PROVIDED DATA:
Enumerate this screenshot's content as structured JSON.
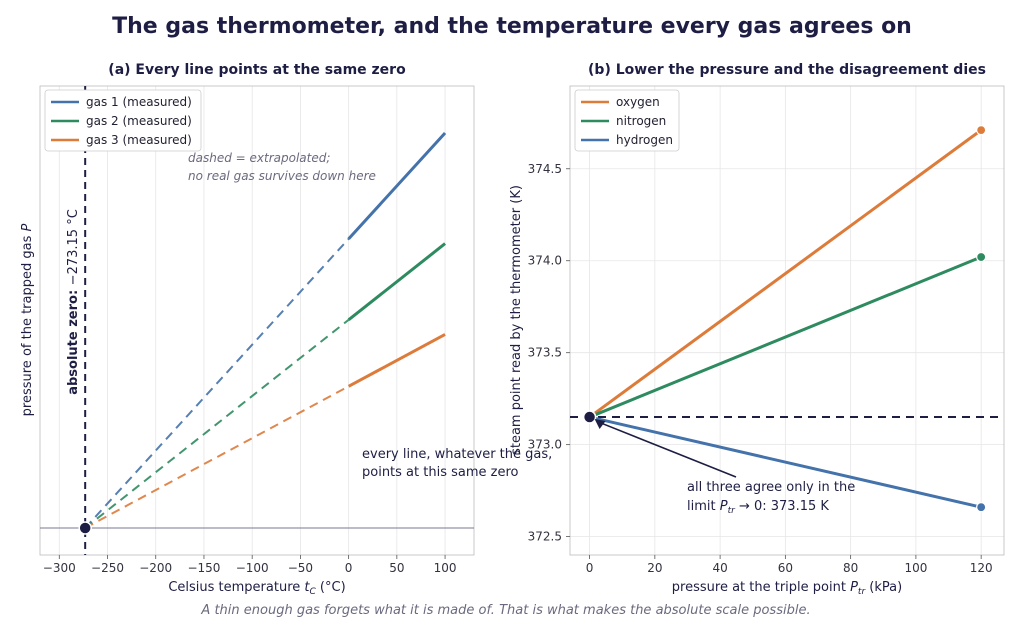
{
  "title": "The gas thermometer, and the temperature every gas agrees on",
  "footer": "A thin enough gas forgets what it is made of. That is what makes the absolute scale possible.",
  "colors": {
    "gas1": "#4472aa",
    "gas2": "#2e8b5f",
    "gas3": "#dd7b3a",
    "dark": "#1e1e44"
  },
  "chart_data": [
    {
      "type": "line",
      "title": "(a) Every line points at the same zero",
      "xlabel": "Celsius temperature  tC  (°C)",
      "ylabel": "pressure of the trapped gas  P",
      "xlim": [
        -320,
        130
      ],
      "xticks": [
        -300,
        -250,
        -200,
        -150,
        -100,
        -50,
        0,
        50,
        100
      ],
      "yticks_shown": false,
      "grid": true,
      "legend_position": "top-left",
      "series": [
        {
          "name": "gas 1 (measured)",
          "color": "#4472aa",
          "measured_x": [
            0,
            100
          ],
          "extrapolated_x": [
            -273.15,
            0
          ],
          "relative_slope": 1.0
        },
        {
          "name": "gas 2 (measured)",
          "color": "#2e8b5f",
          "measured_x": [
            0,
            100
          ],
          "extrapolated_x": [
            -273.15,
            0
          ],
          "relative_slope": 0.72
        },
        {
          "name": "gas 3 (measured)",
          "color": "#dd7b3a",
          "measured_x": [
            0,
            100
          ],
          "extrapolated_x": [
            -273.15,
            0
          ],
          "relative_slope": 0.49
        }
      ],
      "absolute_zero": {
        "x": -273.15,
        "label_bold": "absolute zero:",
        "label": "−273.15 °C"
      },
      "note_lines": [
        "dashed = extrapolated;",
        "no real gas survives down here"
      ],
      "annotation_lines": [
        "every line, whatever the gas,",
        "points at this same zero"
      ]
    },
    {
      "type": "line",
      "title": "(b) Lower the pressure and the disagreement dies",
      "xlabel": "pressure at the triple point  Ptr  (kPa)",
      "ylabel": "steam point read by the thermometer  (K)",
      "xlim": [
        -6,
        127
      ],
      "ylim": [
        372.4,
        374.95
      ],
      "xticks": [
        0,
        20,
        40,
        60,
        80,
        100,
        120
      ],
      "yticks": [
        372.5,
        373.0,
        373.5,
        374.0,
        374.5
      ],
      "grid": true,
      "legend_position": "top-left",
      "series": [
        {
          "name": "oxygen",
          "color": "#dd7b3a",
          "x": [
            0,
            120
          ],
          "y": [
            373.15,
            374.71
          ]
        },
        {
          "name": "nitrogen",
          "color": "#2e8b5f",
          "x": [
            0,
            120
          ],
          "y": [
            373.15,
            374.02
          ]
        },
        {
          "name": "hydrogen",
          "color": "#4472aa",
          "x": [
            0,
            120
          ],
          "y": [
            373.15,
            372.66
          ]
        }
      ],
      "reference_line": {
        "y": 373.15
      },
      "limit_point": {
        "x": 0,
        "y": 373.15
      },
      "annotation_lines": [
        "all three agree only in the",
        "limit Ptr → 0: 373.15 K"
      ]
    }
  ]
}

SHORT EXERCISE: Lines containing the word "name" are to be tallied; report only the total.

RESPONSE FOR THIS EXERCISE: 6